- **Short problem**:
Would you transcribe the whole listing exactly, minus its pictures?

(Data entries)
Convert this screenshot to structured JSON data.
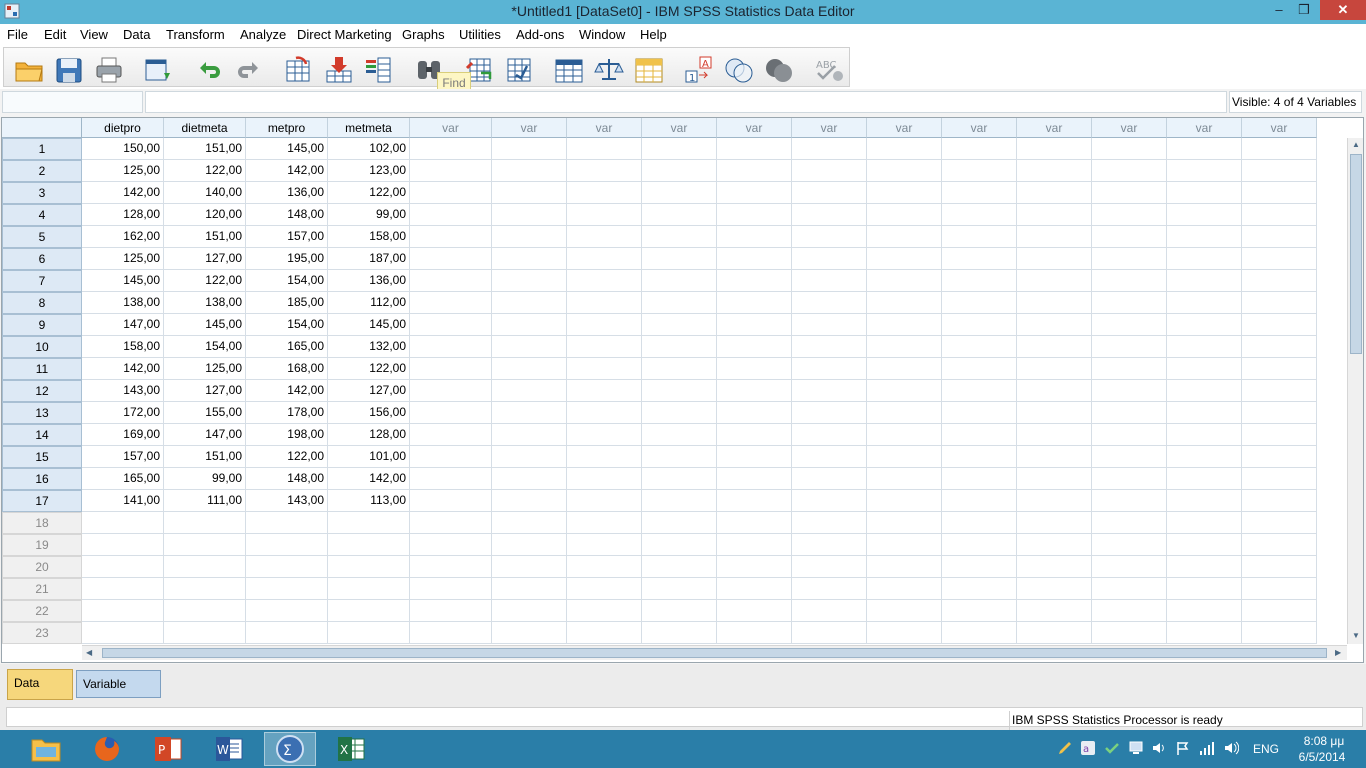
{
  "window": {
    "title": "*Untitled1 [DataSet0] - IBM SPSS Statistics Data Editor",
    "minimize": "–",
    "maximize": "❒",
    "close": "✕"
  },
  "menu": [
    "File",
    "Edit",
    "View",
    "Data",
    "Transform",
    "Analyze",
    "Direct Marketing",
    "Graphs",
    "Utilities",
    "Add-ons",
    "Window",
    "Help"
  ],
  "toolbar": {
    "icons": [
      "open-folder-icon",
      "save-icon",
      "print-icon",
      "recall-dialog-icon",
      "undo-icon",
      "redo-icon",
      "goto-case-icon",
      "goto-variable-icon",
      "variables-icon",
      "find-icon",
      "insert-cases-icon",
      "insert-variable-icon",
      "split-file-icon",
      "weight-cases-icon",
      "select-cases-icon",
      "value-labels-icon",
      "use-sets-icon",
      "show-all-variables-icon",
      "spell-check-icon"
    ],
    "tooltip": "Find"
  },
  "cellbar": {
    "cell_ref": "",
    "cell_value": "",
    "visible": "Visible: 4 of 4 Variables"
  },
  "grid": {
    "columns": [
      "dietpro",
      "dietmeta",
      "metpro",
      "metmeta",
      "var",
      "var",
      "var",
      "var",
      "var",
      "var",
      "var",
      "var",
      "var",
      "var",
      "var",
      "var"
    ],
    "row_numbers": [
      "1",
      "2",
      "3",
      "4",
      "5",
      "6",
      "7",
      "8",
      "9",
      "10",
      "11",
      "12",
      "13",
      "14",
      "15",
      "16",
      "17",
      "18",
      "19",
      "20",
      "21",
      "22",
      "23"
    ],
    "rows": [
      [
        "150,00",
        "151,00",
        "145,00",
        "102,00"
      ],
      [
        "125,00",
        "122,00",
        "142,00",
        "123,00"
      ],
      [
        "142,00",
        "140,00",
        "136,00",
        "122,00"
      ],
      [
        "128,00",
        "120,00",
        "148,00",
        "99,00"
      ],
      [
        "162,00",
        "151,00",
        "157,00",
        "158,00"
      ],
      [
        "125,00",
        "127,00",
        "195,00",
        "187,00"
      ],
      [
        "145,00",
        "122,00",
        "154,00",
        "136,00"
      ],
      [
        "138,00",
        "138,00",
        "185,00",
        "112,00"
      ],
      [
        "147,00",
        "145,00",
        "154,00",
        "145,00"
      ],
      [
        "158,00",
        "154,00",
        "165,00",
        "132,00"
      ],
      [
        "142,00",
        "125,00",
        "168,00",
        "122,00"
      ],
      [
        "143,00",
        "127,00",
        "142,00",
        "127,00"
      ],
      [
        "172,00",
        "155,00",
        "178,00",
        "156,00"
      ],
      [
        "169,00",
        "147,00",
        "198,00",
        "128,00"
      ],
      [
        "157,00",
        "151,00",
        "122,00",
        "101,00"
      ],
      [
        "165,00",
        "99,00",
        "148,00",
        "142,00"
      ],
      [
        "141,00",
        "111,00",
        "143,00",
        "113,00"
      ]
    ]
  },
  "tabs": {
    "data_view": "Data View",
    "variable_view": "Variable View"
  },
  "status": {
    "processor": "IBM SPSS Statistics Processor is ready"
  },
  "taskbar": {
    "apps": [
      "file-explorer-icon",
      "firefox-icon",
      "powerpoint-icon",
      "word-icon",
      "spss-icon",
      "excel-icon"
    ],
    "language": "ENG",
    "time": "8:08 μμ",
    "date": "6/5/2014"
  }
}
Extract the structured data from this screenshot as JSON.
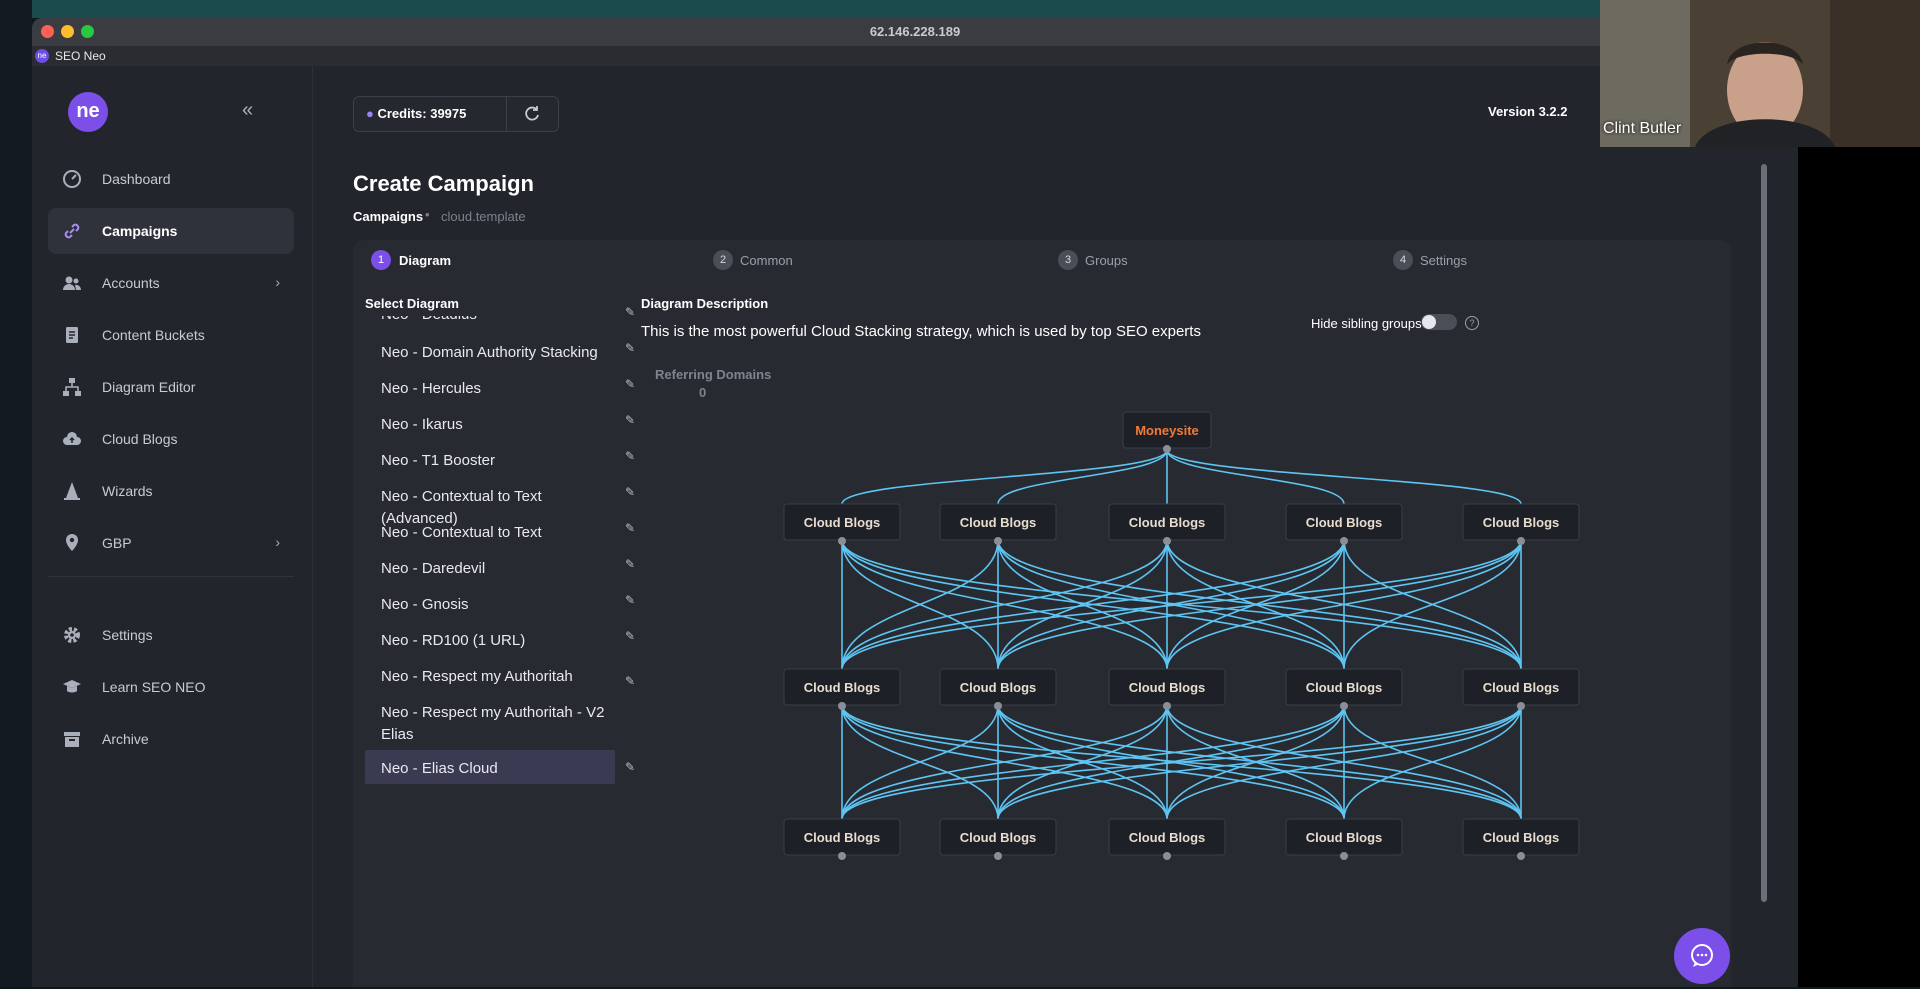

- **Exercise result**:
Convert this screenshot to structured JSON data.
{
  "window": {
    "title": "*Untitled1 [DataSet0] - IBM SPSS Statistics Data Editor",
    "minimize": "–",
    "maximize": "❒",
    "close": "✕"
  },
  "menu": [
    "File",
    "Edit",
    "View",
    "Data",
    "Transform",
    "Analyze",
    "Direct Marketing",
    "Graphs",
    "Utilities",
    "Add-ons",
    "Window",
    "Help"
  ],
  "toolbar": {
    "icons": [
      "open-folder-icon",
      "save-icon",
      "print-icon",
      "recall-dialog-icon",
      "undo-icon",
      "redo-icon",
      "goto-case-icon",
      "goto-variable-icon",
      "variables-icon",
      "find-icon",
      "insert-cases-icon",
      "insert-variable-icon",
      "split-file-icon",
      "weight-cases-icon",
      "select-cases-icon",
      "value-labels-icon",
      "use-sets-icon",
      "show-all-variables-icon",
      "spell-check-icon"
    ],
    "tooltip": "Find"
  },
  "cellbar": {
    "cell_ref": "",
    "cell_value": "",
    "visible": "Visible: 4 of 4 Variables"
  },
  "grid": {
    "columns": [
      "dietpro",
      "dietmeta",
      "metpro",
      "metmeta",
      "var",
      "var",
      "var",
      "var",
      "var",
      "var",
      "var",
      "var",
      "var",
      "var",
      "var",
      "var"
    ],
    "row_numbers": [
      "1",
      "2",
      "3",
      "4",
      "5",
      "6",
      "7",
      "8",
      "9",
      "10",
      "11",
      "12",
      "13",
      "14",
      "15",
      "16",
      "17",
      "18",
      "19",
      "20",
      "21",
      "22",
      "23"
    ],
    "rows": [
      [
        "150,00",
        "151,00",
        "145,00",
        "102,00"
      ],
      [
        "125,00",
        "122,00",
        "142,00",
        "123,00"
      ],
      [
        "142,00",
        "140,00",
        "136,00",
        "122,00"
      ],
      [
        "128,00",
        "120,00",
        "148,00",
        "99,00"
      ],
      [
        "162,00",
        "151,00",
        "157,00",
        "158,00"
      ],
      [
        "125,00",
        "127,00",
        "195,00",
        "187,00"
      ],
      [
        "145,00",
        "122,00",
        "154,00",
        "136,00"
      ],
      [
        "138,00",
        "138,00",
        "185,00",
        "112,00"
      ],
      [
        "147,00",
        "145,00",
        "154,00",
        "145,00"
      ],
      [
        "158,00",
        "154,00",
        "165,00",
        "132,00"
      ],
      [
        "142,00",
        "125,00",
        "168,00",
        "122,00"
      ],
      [
        "143,00",
        "127,00",
        "142,00",
        "127,00"
      ],
      [
        "172,00",
        "155,00",
        "178,00",
        "156,00"
      ],
      [
        "169,00",
        "147,00",
        "198,00",
        "128,00"
      ],
      [
        "157,00",
        "151,00",
        "122,00",
        "101,00"
      ],
      [
        "165,00",
        "99,00",
        "148,00",
        "142,00"
      ],
      [
        "141,00",
        "111,00",
        "143,00",
        "113,00"
      ]
    ]
  },
  "tabs": {
    "data_view": "Data View",
    "variable_view": "Variable View"
  },
  "status": {
    "processor": "IBM SPSS Statistics Processor is ready"
  },
  "taskbar": {
    "apps": [
      "file-explorer-icon",
      "firefox-icon",
      "powerpoint-icon",
      "word-icon",
      "spss-icon",
      "excel-icon"
    ],
    "language": "ENG",
    "time": "8:08 μμ",
    "date": "6/5/2014"
  }
}
Extract the structured data from this screenshot as JSON.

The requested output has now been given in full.